Instructions to follow
What lines of the data hold the string "forces"? Pull each one out.

** BEGIN Listed entries **

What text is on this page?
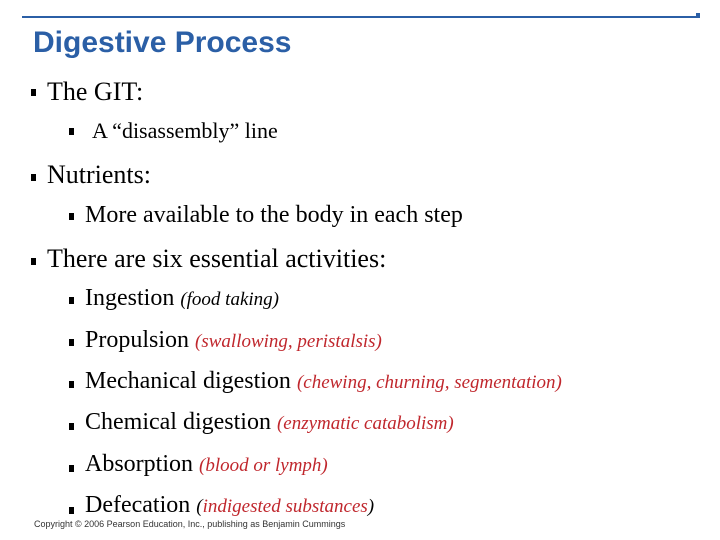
Digestive Process
The GIT:
A “disassembly” line
Nutrients:
More available to the body in each step
There are six essential activities:
Ingestion (food taking)
Propulsion (swallowing, peristalsis)
Mechanical digestion (chewing, churning, segmentation)
Chemical digestion (enzymatic catabolism)
Absorption (blood or lymph)
Defecation (indigested substances)
Copyright © 2006 Pearson Education, Inc., publishing as Benjamin Cummings
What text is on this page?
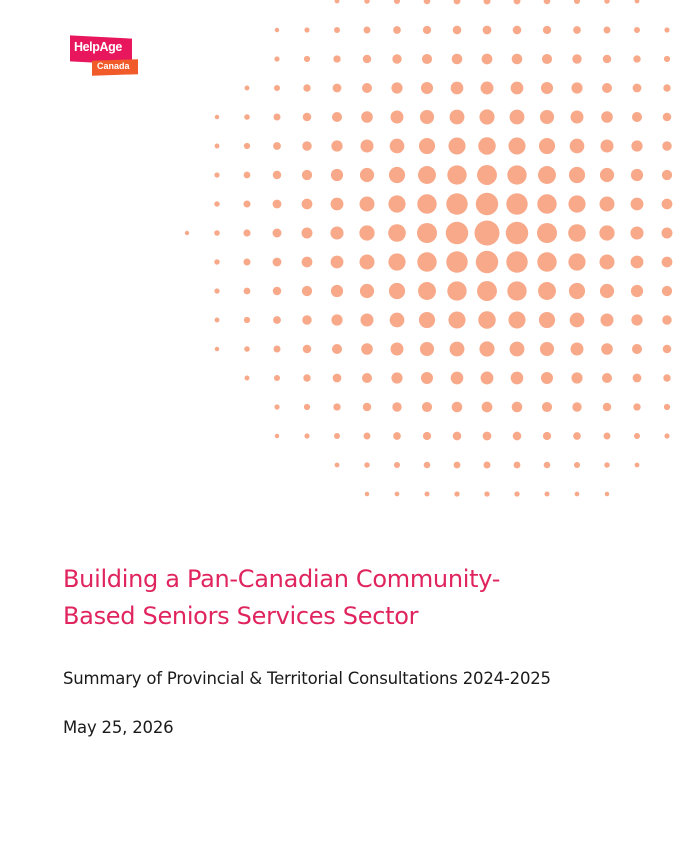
HelpAge
Canada
Building a Pan-Canadian Community-
Based Seniors Services Sector

Summary of Provincial & Territorial Consultations 2024-2025

May 25, 2026
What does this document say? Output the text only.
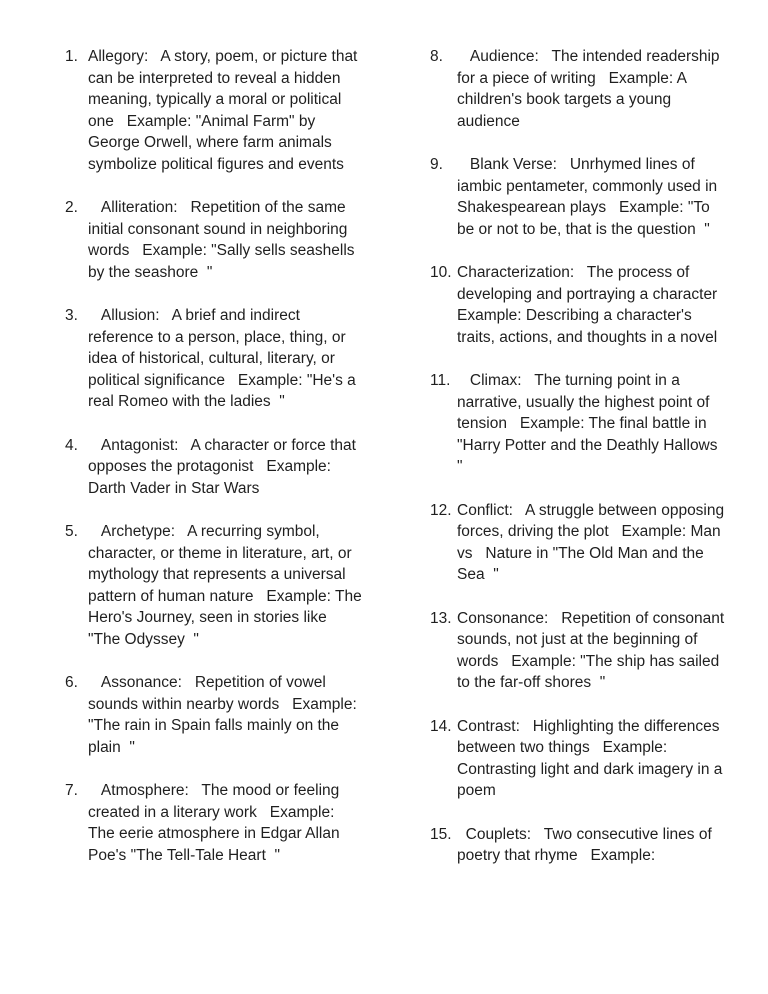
1. Allegory:   A story, poem, or picture that can be interpreted to reveal a hidden meaning, typically a moral or political one   Example: "Animal Farm" by George Orwell, where farm animals symbolize political figures and events
2. Alliteration:   Repetition of the same initial consonant sound in neighboring words   Example: "Sally sells seashells by the seashore  "
3. Allusion:   A brief and indirect reference to a person, place, thing, or idea of historical, cultural, literary, or political significance   Example: "He's a real Romeo with the ladies  "
4. Antagonist:   A character or force that opposes the protagonist   Example: Darth Vader in Star Wars
5. Archetype:   A recurring symbol, character, or theme in literature, art, or mythology that represents a universal pattern of human nature   Example: The Hero's Journey, seen in stories like "The Odyssey  "
6. Assonance:   Repetition of vowel sounds within nearby words   Example: "The rain in Spain falls mainly on the plain  "
7. Atmosphere:   The mood or feeling created in a literary work   Example: The eerie atmosphere in Edgar Allan Poe's "The Tell-Tale Heart  "
8. Audience:   The intended readership for a piece of writing   Example: A children's book targets a young audience
9. Blank Verse:   Unrhymed lines of iambic pentameter, commonly used in Shakespearean plays   Example: "To be or not to be, that is the question  "
10. Characterization:   The process of developing and portraying a character   Example: Describing a character's traits, actions, and thoughts in a novel
11. Climax:   The turning point in a narrative, usually the highest point of tension   Example: The final battle in "Harry Potter and the Deathly Hallows  "
12. Conflict:   A struggle between opposing forces, driving the plot   Example: Man vs   Nature in "The Old Man and the Sea  "
13. Consonance:   Repetition of consonant sounds, not just at the beginning of words   Example: "The ship has sailed to the far-off shores  "
14. Contrast:   Highlighting the differences between two things   Example: Contrasting light and dark imagery in a poem
15. Couplets:   Two consecutive lines of poetry that rhyme   Example:
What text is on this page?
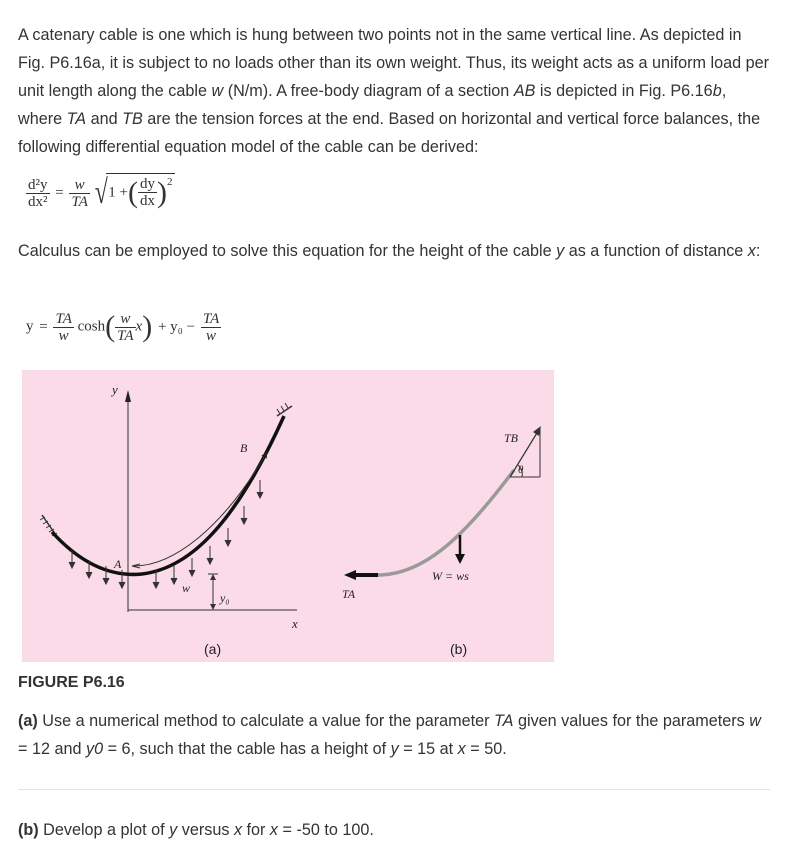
A catenary cable is one which is hung between two points not in the same vertical line. As depicted in Fig. P6.16a, it is subject to no loads other than its own weight. Thus, its weight acts as a uniform load per unit length along the cable w (N/m). A free-body diagram of a section AB is depicted in Fig. P6.16b, where TA and TB are the tension forces at the end. Based on horizontal and vertical force balances, the following differential equation model of the cable can be derived:

$\frac{\text{d²y}}{\text{dx²}} = \frac{w}{TA} √1$ +( $\frac{dy}{dx} )^2$

Calculus can be employed to solve this equation for the height of the cable y as a function of distance x:

$y = \frac{TA}{w} \cosh( \frac{w}{TA} x) + y_0 - \frac{TA}{w}$
y
x
A
B
w
y₀
(a)
TA
W = ws
TB
θ
(b)
FIGURE P6.16

(a) Use a numerical method to calculate a value for the parameter TA given values for the parameters w = 12 and y0 = 6, such that the cable has a height of y = 15 at x = 50.

(b) Develop a plot of y versus x for x = -50 to 100.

** END Listed entries **

Solution to the problem
12. Conflict:   A struggle between opposing forces, driving the plot   Example: Man vs   Nature in "The Old Man and the Sea  "
A catenary cable is one which is hung between two points not in the same vertical line. As depicted in Fig. P6.16a, it is subject to no loads other than its own weight. Thus, its weight acts as a uniform load per unit length along the cable w (N/m). A free-body diagram of a section AB is depicted in Fig. P6.16b, where TA and TB are the tension forces at the end. Based on horizontal and vertical force balances, the following differential equation model of the cable can be derived:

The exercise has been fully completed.